===== EXCERPTED RECORDS
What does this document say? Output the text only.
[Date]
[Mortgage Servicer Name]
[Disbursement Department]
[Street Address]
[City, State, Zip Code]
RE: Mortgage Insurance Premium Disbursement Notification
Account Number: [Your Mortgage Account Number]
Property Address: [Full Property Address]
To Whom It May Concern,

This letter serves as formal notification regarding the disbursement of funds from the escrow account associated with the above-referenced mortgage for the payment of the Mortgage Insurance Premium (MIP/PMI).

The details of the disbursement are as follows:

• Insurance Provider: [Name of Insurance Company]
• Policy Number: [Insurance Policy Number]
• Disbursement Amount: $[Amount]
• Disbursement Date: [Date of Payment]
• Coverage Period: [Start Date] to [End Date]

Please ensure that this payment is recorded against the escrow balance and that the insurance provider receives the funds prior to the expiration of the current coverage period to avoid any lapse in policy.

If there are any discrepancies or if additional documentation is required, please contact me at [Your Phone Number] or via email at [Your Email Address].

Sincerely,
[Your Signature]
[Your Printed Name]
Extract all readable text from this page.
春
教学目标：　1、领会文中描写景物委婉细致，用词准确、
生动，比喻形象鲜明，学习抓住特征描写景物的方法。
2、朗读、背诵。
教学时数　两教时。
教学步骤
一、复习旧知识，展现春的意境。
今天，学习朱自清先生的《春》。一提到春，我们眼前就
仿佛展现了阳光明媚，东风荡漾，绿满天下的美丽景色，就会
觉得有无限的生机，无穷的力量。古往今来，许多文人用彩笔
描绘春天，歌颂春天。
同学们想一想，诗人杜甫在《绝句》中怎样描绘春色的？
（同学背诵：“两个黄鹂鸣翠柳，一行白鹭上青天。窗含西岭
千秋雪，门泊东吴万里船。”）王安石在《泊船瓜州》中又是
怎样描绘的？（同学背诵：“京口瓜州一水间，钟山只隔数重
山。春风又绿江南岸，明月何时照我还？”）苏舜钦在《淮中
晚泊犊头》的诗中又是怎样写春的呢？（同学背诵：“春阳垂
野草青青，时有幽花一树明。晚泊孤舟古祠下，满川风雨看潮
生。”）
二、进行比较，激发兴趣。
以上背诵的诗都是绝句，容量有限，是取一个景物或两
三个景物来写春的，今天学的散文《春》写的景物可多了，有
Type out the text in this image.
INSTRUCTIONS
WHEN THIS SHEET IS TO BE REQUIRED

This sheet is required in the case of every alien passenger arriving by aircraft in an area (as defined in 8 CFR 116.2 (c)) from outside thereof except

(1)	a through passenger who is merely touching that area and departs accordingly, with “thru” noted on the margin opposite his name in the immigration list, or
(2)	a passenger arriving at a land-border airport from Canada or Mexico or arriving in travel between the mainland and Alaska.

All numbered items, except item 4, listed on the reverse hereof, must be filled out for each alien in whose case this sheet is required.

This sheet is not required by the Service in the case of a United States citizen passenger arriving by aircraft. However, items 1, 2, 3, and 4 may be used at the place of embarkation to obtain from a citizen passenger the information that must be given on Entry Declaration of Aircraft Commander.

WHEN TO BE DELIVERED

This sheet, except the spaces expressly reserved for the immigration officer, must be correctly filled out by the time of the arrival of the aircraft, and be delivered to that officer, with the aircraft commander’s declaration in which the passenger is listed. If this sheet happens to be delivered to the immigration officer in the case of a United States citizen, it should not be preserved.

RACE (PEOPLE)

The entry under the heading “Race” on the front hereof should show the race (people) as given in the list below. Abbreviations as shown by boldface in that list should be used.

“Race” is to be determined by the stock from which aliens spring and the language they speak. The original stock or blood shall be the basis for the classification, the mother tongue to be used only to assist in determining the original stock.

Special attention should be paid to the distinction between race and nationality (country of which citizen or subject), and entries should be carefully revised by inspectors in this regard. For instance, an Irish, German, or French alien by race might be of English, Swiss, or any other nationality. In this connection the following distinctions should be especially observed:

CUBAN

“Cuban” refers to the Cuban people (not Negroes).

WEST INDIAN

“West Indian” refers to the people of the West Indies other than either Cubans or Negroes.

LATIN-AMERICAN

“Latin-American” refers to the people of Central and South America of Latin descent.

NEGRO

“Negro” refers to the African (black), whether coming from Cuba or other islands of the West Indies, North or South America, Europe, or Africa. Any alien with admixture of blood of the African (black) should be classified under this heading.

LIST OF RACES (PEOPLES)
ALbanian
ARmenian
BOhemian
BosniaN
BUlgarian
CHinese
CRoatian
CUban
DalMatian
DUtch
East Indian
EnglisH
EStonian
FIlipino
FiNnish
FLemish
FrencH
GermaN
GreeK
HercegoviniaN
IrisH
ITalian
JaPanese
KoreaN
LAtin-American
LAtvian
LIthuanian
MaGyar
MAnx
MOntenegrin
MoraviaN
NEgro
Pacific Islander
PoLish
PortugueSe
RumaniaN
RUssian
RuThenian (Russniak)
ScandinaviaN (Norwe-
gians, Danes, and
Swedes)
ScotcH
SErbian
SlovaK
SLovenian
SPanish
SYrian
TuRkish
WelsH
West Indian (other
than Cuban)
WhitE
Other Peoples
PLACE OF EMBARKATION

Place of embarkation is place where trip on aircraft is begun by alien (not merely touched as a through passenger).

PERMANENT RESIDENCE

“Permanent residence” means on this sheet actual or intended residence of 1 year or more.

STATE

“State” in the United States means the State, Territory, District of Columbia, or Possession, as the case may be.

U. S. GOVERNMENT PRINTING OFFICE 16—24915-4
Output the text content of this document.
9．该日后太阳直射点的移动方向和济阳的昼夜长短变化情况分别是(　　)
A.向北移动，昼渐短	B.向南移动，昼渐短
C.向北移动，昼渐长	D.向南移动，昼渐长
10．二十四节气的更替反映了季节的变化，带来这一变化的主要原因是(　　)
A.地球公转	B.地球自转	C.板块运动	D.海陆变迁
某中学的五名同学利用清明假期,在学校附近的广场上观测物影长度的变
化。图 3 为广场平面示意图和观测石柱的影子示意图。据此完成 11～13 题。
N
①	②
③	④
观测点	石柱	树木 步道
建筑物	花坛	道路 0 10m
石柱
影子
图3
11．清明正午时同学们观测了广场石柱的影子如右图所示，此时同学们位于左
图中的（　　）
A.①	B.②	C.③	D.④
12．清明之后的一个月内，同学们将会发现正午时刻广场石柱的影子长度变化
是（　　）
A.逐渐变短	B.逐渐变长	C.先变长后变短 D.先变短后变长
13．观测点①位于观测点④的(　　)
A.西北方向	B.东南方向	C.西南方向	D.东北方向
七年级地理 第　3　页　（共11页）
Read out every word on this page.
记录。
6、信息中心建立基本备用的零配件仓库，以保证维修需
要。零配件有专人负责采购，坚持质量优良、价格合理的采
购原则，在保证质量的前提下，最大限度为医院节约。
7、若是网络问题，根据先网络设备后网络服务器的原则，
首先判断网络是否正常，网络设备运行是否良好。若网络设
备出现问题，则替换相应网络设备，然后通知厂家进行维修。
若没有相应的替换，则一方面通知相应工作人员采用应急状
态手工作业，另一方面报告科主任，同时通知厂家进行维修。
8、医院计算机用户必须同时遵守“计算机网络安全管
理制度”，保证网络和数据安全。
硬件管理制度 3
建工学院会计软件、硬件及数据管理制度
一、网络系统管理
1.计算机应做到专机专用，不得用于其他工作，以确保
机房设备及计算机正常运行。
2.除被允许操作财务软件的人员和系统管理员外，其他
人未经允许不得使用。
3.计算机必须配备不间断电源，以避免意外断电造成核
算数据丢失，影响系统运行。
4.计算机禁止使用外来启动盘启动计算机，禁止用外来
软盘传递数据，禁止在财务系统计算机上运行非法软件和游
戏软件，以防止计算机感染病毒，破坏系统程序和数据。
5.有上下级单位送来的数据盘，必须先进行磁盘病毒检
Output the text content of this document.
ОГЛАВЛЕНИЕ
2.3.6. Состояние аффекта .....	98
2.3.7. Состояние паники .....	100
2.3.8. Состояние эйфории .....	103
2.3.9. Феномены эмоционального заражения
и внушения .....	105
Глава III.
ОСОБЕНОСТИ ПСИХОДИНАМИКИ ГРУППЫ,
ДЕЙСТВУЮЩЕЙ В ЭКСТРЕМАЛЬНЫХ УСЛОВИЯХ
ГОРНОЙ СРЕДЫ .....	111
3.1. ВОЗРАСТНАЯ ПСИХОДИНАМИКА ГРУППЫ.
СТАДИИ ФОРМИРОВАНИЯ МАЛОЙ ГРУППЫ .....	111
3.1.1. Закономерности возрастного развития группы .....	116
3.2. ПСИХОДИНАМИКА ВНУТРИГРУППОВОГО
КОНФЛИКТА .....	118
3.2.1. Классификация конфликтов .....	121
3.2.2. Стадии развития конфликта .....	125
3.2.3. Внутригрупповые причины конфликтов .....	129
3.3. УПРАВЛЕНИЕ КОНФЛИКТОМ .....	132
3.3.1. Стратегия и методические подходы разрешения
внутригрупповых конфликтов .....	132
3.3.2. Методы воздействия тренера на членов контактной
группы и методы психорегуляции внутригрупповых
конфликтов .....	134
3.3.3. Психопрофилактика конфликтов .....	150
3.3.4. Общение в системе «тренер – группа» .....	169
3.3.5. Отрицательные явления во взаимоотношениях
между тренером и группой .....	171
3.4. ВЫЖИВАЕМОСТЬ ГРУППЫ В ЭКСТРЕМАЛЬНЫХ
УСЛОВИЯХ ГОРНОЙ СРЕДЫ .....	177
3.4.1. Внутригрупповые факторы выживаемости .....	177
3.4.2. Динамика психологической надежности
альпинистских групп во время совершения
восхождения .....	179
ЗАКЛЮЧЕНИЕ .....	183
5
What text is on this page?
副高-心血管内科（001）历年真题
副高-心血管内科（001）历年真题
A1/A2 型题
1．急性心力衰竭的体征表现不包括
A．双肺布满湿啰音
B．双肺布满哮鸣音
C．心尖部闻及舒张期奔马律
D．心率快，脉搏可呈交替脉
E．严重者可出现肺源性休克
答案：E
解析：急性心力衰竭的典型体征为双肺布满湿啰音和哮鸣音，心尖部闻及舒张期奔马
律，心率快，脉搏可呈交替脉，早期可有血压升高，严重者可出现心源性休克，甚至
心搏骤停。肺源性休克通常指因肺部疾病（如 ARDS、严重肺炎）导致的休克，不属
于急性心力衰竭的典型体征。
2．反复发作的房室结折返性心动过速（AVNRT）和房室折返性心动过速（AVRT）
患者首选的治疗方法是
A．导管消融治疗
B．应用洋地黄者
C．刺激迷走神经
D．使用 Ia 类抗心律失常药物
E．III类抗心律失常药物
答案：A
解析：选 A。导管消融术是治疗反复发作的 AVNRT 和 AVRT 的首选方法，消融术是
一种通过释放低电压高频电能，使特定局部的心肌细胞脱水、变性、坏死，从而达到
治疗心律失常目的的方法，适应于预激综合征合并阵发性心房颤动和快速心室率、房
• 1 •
==========
From the data above, copy each line that has the string "which".

This sheet, except the spaces expressly reserved for the immigration officer, must be correctly filled out by the time of the arrival of the aircraft, and be delivered to that officer, with the aircraft commander’s declaration in which the passenger is listed. If this sheet happens to be delivered to the immigration officer in the case of a United States citizen, it should not be preserved.
“Race” is to be determined by the stock from which aliens spring and the language they speak. The original stock or blood shall be the basis for the classification, the mother tongue to be used only to assist in determining the original stock.
Special attention should be paid to the distinction between race and nationality (country of which citizen or subject), and entries should be carefully revised by inspectors in this regard. For instance, an Irish, German, or French alien by race might be of English, Swiss, or any other nationality. In this connection the following distinctions should be especially observed:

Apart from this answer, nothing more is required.